* start *

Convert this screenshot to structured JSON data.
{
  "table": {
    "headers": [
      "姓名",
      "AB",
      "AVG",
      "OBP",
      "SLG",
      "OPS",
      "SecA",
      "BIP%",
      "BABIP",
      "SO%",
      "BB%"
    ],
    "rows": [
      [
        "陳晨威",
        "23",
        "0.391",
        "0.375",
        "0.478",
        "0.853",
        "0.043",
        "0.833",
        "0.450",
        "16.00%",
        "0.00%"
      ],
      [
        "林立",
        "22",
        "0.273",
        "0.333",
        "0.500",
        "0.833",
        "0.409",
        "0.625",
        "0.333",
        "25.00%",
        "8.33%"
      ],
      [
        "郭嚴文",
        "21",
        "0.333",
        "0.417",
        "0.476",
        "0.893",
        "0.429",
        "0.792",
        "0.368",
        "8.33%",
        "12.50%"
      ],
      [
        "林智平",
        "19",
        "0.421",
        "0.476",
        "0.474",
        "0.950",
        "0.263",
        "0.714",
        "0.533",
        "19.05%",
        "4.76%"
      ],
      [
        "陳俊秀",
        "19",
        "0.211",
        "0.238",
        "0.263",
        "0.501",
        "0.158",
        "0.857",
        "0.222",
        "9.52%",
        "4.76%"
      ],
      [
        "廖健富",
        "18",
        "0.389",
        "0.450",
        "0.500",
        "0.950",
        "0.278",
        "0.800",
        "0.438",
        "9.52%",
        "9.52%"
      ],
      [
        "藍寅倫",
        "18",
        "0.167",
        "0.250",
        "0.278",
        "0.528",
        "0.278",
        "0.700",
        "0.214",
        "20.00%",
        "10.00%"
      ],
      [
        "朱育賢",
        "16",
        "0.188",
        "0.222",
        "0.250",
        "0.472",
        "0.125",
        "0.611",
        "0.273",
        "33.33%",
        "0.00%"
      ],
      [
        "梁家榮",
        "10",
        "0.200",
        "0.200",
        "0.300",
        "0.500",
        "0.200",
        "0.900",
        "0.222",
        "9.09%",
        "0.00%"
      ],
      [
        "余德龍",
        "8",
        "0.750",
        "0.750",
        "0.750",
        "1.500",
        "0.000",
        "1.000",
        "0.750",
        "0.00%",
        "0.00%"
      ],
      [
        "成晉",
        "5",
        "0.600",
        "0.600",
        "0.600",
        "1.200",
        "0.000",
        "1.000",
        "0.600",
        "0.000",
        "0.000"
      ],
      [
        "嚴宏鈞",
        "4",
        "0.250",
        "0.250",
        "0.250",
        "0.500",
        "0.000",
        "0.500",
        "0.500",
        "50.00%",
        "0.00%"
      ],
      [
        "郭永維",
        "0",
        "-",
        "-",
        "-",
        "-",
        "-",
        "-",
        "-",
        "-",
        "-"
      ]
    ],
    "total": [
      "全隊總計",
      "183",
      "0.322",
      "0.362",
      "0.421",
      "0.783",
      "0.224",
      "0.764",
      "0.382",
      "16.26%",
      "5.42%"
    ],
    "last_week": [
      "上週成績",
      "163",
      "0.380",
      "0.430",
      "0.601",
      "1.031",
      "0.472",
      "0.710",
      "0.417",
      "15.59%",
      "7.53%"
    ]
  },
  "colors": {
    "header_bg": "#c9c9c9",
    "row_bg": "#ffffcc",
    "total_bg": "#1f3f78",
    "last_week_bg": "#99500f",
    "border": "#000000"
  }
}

* end *

Exactly as written, please output every entry.

• _EXPECTED ANSWER_:
Convert this screenshot to structured JSON data.
{
  "table": {
    "headers": [
      "姓名",
      "AB",
      "AVG",
      "OBP",
      "SLG",
      "OPS",
      "SecA",
      "BIP%",
      "BABIP",
      "SO%",
      "BB%"
    ],
    "rows": [
      [
        "陳晨威",
        "23",
        "0.391",
        "0.375",
        "0.478",
        "0.853",
        "0.043",
        "0.833",
        "0.450",
        "16.00%",
        "0.00%"
      ],
      [
        "林立",
        "22",
        "0.273",
        "0.333",
        "0.500",
        "0.833",
        "0.409",
        "0.625",
        "0.333",
        "25.00%",
        "8.33%"
      ],
      [
        "郭嚴文",
        "21",
        "0.333",
        "0.417",
        "0.476",
        "0.893",
        "0.429",
        "0.792",
        "0.368",
        "8.33%",
        "12.50%"
      ],
      [
        "林智平",
        "19",
        "0.421",
        "0.476",
        "0.474",
        "0.950",
        "0.263",
        "0.714",
        "0.533",
        "19.05%",
        "4.76%"
      ],
      [
        "陳俊秀",
        "19",
        "0.211",
        "0.238",
        "0.263",
        "0.501",
        "0.158",
        "0.857",
        "0.222",
        "9.52%",
        "4.76%"
      ],
      [
        "廖健富",
        "18",
        "0.389",
        "0.450",
        "0.500",
        "0.950",
        "0.278",
        "0.800",
        "0.438",
        "9.52%",
        "9.52%"
      ],
      [
        "藍寅倫",
        "18",
        "0.167",
        "0.250",
        "0.278",
        "0.528",
        "0.278",
        "0.700",
        "0.214",
        "20.00%",
        "10.00%"
      ],
      [
        "朱育賢",
        "16",
        "0.188",
        "0.222",
        "0.250",
        "0.472",
        "0.125",
        "0.611",
        "0.273",
        "33.33%",
        "0.00%"
      ],
      [
        "梁家榮",
        "10",
        "0.200",
        "0.200",
        "0.300",
        "0.500",
        "0.200",
        "0.900",
        "0.222",
        "9.09%",
        "0.00%"
      ],
      [
        "余德龍",
        "8",
        "0.750",
        "0.750",
        "0.750",
        "1.500",
        "0.000",
        "1.000",
        "0.750",
        "0.00%",
        "0.00%"
      ],
      [
        "成晉",
        "5",
        "0.600",
        "0.600",
        "0.600",
        "1.200",
        "0.000",
        "1.000",
        "0.600",
        "0.000",
        "0.000"
      ],
      [
        "嚴宏鈞",
        "4",
        "0.250",
        "0.250",
        "0.250",
        "0.500",
        "0.000",
        "0.500",
        "0.500",
        "50.00%",
        "0.00%"
      ],
      [
        "郭永維",
        "0",
        "-",
        "-",
        "-",
        "-",
        "-",
        "-",
        "-",
        "-",
        "-"
      ]
    ],
    "total": [
      "全隊總計",
      "183",
      "0.322",
      "0.362",
      "0.421",
      "0.783",
      "0.224",
      "0.764",
      "0.382",
      "16.26%",
      "5.42%"
    ],
    "last_week": [
      "上週成績",
      "163",
      "0.380",
      "0.430",
      "0.601",
      "1.031",
      "0.472",
      "0.710",
      "0.417",
      "15.59%",
      "7.53%"
    ]
  },
  "colors": {
    "header_bg": "#c9c9c9",
    "row_bg": "#ffffcc",
    "total_bg": "#1f3f78",
    "last_week_bg": "#99500f",
    "border": "#000000"
  }
}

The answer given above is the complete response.